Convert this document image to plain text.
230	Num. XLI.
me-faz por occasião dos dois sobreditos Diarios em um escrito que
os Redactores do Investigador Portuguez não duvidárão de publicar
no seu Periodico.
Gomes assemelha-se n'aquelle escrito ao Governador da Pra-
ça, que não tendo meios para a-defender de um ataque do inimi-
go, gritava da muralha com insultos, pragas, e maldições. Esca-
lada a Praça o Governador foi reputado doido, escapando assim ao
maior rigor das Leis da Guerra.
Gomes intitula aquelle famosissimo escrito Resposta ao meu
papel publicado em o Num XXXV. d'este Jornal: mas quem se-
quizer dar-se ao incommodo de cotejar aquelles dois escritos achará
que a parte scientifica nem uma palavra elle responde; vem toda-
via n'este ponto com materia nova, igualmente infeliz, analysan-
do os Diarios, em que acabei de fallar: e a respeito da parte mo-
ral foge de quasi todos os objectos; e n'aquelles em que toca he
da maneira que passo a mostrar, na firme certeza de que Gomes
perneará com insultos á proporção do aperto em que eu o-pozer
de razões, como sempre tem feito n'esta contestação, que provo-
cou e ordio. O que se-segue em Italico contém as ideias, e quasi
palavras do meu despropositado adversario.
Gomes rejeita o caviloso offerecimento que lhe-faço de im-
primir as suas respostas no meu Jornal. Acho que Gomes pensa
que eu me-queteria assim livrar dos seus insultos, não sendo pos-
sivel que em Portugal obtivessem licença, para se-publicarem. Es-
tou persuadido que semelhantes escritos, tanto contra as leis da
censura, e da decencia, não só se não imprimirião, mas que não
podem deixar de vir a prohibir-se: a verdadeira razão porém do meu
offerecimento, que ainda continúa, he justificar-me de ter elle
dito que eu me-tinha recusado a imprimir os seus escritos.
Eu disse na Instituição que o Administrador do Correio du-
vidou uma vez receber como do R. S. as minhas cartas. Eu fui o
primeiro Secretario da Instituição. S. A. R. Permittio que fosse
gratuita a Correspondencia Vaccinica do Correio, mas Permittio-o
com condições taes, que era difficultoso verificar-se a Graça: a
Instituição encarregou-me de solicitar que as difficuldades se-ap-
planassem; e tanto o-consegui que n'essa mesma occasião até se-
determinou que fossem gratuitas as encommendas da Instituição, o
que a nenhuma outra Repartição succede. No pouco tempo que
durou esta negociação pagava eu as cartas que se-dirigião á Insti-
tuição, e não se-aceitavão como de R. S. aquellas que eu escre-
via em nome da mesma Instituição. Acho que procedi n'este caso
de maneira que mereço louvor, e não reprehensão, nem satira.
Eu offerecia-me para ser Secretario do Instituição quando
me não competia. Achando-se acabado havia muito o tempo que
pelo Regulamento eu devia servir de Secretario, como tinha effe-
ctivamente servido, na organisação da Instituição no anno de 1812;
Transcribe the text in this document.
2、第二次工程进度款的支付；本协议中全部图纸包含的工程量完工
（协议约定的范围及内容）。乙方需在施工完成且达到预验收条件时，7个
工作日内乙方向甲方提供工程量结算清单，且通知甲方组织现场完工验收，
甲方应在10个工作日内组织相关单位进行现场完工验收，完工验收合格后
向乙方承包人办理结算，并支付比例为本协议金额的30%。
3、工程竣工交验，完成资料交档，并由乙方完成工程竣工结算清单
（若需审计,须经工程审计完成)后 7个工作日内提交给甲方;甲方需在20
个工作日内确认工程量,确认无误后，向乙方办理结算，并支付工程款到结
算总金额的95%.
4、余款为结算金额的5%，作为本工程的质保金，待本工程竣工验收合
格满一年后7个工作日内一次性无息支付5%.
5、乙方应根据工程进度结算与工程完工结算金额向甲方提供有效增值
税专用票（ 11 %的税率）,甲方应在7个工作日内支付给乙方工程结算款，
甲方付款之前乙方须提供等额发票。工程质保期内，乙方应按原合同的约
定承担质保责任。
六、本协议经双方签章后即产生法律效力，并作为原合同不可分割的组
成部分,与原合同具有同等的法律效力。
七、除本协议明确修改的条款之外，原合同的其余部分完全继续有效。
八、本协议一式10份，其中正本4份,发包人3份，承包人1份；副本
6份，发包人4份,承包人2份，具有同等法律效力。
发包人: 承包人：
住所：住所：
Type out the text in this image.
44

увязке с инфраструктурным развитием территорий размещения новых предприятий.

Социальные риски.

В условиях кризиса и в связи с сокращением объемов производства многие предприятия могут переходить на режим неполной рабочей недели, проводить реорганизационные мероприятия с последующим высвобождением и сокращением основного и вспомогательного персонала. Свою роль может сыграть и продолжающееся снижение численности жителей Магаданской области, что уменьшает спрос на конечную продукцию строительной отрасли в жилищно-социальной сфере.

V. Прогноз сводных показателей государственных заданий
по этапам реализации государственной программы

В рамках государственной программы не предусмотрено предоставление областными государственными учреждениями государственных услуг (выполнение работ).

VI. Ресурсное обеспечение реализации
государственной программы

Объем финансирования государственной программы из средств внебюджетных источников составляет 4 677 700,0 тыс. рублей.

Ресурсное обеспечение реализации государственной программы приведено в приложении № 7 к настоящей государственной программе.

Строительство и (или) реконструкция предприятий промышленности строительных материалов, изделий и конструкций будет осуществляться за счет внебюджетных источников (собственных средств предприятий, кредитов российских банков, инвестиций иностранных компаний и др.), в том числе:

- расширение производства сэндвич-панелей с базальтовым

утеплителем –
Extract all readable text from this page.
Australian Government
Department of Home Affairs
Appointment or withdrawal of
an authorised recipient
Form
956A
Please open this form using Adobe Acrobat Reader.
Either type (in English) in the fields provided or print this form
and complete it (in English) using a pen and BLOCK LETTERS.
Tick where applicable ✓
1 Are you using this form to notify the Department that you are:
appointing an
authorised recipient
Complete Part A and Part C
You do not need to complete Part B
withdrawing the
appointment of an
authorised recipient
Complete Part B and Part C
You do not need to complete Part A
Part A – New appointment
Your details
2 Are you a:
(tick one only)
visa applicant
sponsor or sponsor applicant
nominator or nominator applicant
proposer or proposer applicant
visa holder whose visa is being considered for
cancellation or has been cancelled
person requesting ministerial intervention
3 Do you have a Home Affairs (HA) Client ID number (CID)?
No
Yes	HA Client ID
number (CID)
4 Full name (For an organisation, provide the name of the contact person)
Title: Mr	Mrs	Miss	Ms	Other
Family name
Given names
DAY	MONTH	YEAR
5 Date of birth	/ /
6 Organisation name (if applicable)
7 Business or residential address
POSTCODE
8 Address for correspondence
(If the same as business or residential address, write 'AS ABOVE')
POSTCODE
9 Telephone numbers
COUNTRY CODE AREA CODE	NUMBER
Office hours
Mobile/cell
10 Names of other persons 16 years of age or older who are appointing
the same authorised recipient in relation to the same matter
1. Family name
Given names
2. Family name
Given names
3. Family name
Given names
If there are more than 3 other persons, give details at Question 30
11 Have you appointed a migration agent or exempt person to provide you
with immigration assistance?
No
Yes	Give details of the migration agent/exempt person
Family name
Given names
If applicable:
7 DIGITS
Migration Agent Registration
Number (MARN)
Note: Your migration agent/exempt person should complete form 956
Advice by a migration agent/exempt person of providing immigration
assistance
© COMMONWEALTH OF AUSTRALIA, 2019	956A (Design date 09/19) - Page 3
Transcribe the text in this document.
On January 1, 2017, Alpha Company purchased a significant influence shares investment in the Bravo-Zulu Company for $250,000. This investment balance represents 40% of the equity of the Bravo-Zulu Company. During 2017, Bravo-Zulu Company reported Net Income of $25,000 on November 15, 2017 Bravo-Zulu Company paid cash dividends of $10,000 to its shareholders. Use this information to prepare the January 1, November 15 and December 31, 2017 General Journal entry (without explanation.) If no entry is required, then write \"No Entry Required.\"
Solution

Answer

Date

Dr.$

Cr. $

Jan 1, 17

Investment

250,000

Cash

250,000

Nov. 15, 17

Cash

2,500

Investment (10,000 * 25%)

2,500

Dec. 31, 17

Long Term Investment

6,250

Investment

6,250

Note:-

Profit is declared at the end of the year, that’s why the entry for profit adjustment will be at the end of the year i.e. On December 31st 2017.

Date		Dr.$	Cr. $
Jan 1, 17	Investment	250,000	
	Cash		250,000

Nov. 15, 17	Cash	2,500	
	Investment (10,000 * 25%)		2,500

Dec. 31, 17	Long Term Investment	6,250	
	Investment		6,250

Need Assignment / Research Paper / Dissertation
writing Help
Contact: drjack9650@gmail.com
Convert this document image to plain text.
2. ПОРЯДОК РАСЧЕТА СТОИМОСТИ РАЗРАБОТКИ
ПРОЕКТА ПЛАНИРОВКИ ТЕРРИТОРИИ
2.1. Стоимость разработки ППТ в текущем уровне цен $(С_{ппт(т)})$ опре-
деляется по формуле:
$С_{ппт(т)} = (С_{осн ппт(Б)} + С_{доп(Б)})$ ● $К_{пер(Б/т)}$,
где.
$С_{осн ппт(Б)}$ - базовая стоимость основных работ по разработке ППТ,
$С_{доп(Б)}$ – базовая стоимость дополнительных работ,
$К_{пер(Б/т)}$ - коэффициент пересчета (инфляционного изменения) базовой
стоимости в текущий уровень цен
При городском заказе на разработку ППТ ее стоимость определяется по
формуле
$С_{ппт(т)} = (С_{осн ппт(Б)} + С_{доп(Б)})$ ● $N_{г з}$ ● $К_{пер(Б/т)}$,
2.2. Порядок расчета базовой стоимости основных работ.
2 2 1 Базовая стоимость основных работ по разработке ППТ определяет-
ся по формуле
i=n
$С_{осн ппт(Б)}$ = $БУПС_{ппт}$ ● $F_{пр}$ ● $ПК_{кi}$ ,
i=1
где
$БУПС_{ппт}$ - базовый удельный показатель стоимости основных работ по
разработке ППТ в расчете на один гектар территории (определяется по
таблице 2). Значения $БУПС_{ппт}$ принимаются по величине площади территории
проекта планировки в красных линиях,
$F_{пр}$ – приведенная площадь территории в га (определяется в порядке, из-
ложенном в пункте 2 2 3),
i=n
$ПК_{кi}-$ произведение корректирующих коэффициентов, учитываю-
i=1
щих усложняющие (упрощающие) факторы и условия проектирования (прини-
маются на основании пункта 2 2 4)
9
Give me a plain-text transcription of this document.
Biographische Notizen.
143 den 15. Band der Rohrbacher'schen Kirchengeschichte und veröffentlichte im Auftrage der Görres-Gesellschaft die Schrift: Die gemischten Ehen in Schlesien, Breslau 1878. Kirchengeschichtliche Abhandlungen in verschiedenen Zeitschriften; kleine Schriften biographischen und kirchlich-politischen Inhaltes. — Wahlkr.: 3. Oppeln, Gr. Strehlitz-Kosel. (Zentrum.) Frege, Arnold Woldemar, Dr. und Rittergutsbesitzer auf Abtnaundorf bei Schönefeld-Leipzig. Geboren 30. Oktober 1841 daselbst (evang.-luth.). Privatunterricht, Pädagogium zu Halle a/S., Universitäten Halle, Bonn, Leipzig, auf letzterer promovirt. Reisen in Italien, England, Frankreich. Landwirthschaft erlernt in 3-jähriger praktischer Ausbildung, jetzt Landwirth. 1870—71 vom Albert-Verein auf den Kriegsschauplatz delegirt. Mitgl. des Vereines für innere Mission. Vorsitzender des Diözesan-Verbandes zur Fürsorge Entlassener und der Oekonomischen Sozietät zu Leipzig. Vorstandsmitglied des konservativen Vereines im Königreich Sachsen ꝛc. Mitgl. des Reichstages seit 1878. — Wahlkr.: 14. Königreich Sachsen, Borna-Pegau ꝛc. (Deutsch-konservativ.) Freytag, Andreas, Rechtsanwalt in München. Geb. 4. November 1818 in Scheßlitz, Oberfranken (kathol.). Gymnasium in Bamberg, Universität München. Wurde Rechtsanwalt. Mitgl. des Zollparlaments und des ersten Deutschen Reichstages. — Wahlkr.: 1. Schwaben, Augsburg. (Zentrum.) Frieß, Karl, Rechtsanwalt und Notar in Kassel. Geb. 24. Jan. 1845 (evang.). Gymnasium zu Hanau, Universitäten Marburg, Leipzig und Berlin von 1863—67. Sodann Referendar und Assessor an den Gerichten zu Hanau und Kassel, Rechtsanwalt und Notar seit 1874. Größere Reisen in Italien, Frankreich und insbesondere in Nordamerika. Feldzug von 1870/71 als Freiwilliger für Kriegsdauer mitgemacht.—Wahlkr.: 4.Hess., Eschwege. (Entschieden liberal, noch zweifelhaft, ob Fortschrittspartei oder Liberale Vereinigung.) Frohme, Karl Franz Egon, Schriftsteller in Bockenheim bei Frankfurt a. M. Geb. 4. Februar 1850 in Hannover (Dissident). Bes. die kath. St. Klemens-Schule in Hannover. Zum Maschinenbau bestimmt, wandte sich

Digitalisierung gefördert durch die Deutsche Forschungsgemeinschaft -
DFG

> **Requirements**: How many lines in the listing contain "Diarios"? Answer with the number alone.

> **Complete answer**: 2